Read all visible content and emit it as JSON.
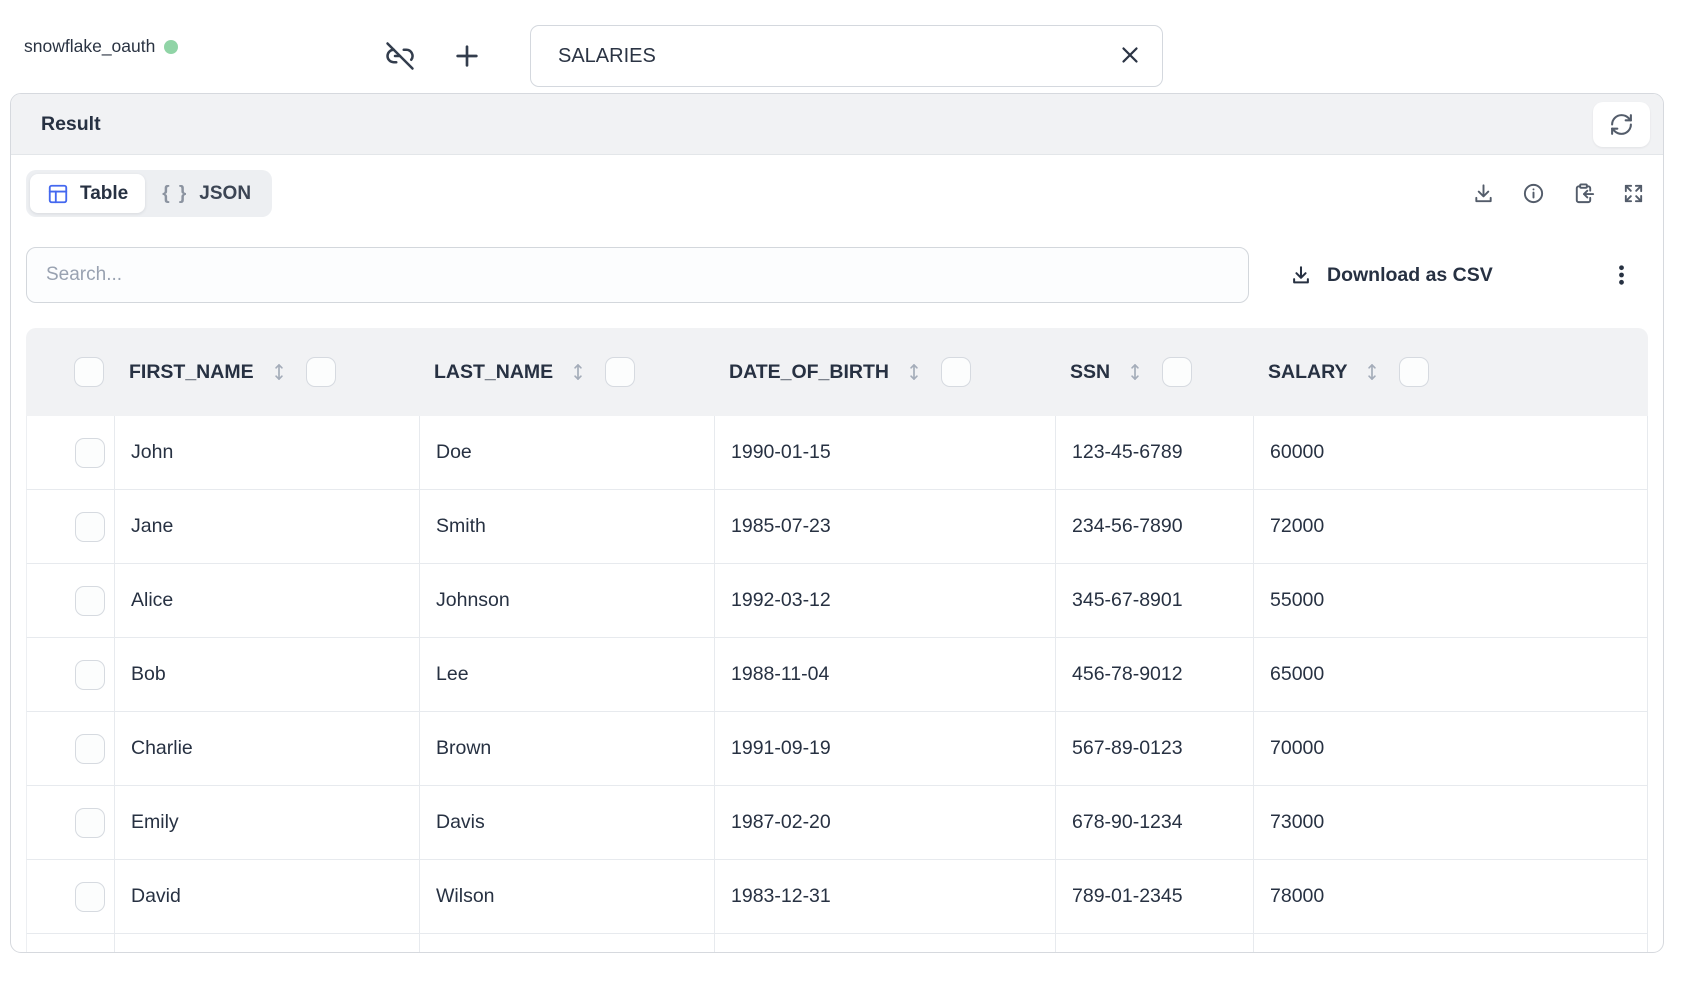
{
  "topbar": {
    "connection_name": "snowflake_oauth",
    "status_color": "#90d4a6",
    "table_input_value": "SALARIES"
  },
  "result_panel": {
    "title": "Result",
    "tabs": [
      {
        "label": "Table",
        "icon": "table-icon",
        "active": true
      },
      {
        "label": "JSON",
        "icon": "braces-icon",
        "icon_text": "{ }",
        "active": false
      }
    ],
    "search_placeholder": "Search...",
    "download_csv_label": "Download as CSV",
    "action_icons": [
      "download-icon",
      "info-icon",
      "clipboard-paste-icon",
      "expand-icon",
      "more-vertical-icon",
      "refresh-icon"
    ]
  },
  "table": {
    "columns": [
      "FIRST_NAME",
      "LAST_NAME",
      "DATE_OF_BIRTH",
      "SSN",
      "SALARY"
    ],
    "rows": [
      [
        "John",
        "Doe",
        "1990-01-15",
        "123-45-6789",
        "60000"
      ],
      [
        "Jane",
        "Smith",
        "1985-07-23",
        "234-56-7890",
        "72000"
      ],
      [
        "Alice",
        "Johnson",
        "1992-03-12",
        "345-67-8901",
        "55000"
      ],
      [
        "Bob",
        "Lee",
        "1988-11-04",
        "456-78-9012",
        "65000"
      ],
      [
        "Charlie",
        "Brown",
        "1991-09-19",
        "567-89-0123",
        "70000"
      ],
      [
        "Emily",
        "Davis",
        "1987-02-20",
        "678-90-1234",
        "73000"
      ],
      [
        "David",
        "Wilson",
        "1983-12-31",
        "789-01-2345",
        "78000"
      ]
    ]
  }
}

# # # # #

● **Do this**:
Copy every record above exactly, leaving out the pictures.

● **Answer for the task**:
Read all visible content and emit it as JSON.
{
  "topbar": {
    "connection_name": "snowflake_oauth",
    "status_color": "#90d4a6",
    "table_input_value": "SALARIES"
  },
  "result_panel": {
    "title": "Result",
    "tabs": [
      {
        "label": "Table",
        "icon": "table-icon",
        "active": true
      },
      {
        "label": "JSON",
        "icon": "braces-icon",
        "icon_text": "{ }",
        "active": false
      }
    ],
    "search_placeholder": "Search...",
    "download_csv_label": "Download as CSV",
    "action_icons": [
      "download-icon",
      "info-icon",
      "clipboard-paste-icon",
      "expand-icon",
      "more-vertical-icon",
      "refresh-icon"
    ]
  },
  "table": {
    "columns": [
      "FIRST_NAME",
      "LAST_NAME",
      "DATE_OF_BIRTH",
      "SSN",
      "SALARY"
    ],
    "rows": [
      [
        "John",
        "Doe",
        "1990-01-15",
        "123-45-6789",
        "60000"
      ],
      [
        "Jane",
        "Smith",
        "1985-07-23",
        "234-56-7890",
        "72000"
      ],
      [
        "Alice",
        "Johnson",
        "1992-03-12",
        "345-67-8901",
        "55000"
      ],
      [
        "Bob",
        "Lee",
        "1988-11-04",
        "456-78-9012",
        "65000"
      ],
      [
        "Charlie",
        "Brown",
        "1991-09-19",
        "567-89-0123",
        "70000"
      ],
      [
        "Emily",
        "Davis",
        "1987-02-20",
        "678-90-1234",
        "73000"
      ],
      [
        "David",
        "Wilson",
        "1983-12-31",
        "789-01-2345",
        "78000"
      ]
    ]
  }
}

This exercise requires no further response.